Provided records:
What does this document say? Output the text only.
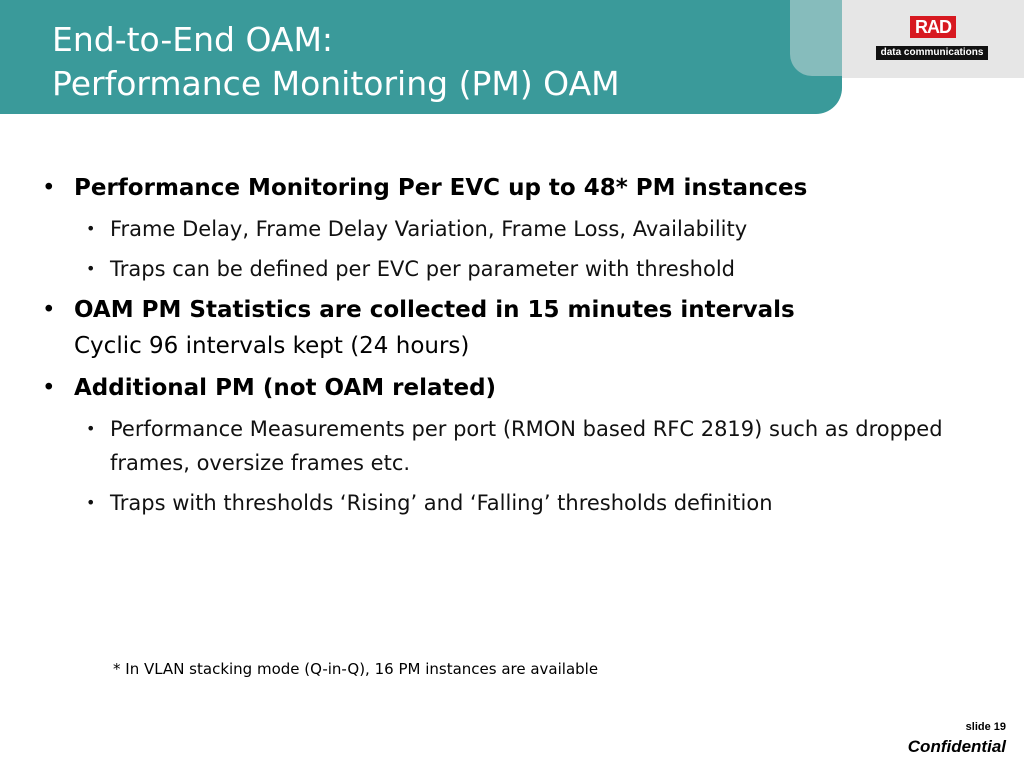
End-to-End OAM:
Performance Monitoring (PM) OAM
RAD
data communications
• Performance Monitoring Per EVC up to 48* PM instances
• Frame Delay, Frame Delay Variation, Frame Loss, Availability
• Traps can be defined per EVC per parameter with threshold
• OAM PM Statistics are collected in 15 minutes intervals
Cyclic 96 intervals kept (24 hours)
• Additional PM (not OAM related)
• Performance Measurements per port (RMON based RFC 2819) such as dropped frames, oversize frames etc.
• Traps with thresholds ‘Rising’ and ‘Falling’ thresholds definition
* In VLAN stacking mode (Q-in-Q), 16 PM instances are available
slide 19
Confidential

Your goal:
Exclude the images and reproduce the remaining data exactly.

Full response:
What does this document say? Output the text only.
End-to-End OAM:
Performance Monitoring (PM) OAM
RAD
data communications
• Performance Monitoring Per EVC up to 48* PM instances
• Frame Delay, Frame Delay Variation, Frame Loss, Availability
• Traps can be defined per EVC per parameter with threshold
• OAM PM Statistics are collected in 15 minutes intervals
Cyclic 96 intervals kept (24 hours)
• Additional PM (not OAM related)
• Performance Measurements per port (RMON based RFC 2819) such as dropped frames, oversize frames etc.
• Traps with thresholds ‘Rising’ and ‘Falling’ thresholds definition
* In VLAN stacking mode (Q-in-Q), 16 PM instances are available
slide 19
Confidential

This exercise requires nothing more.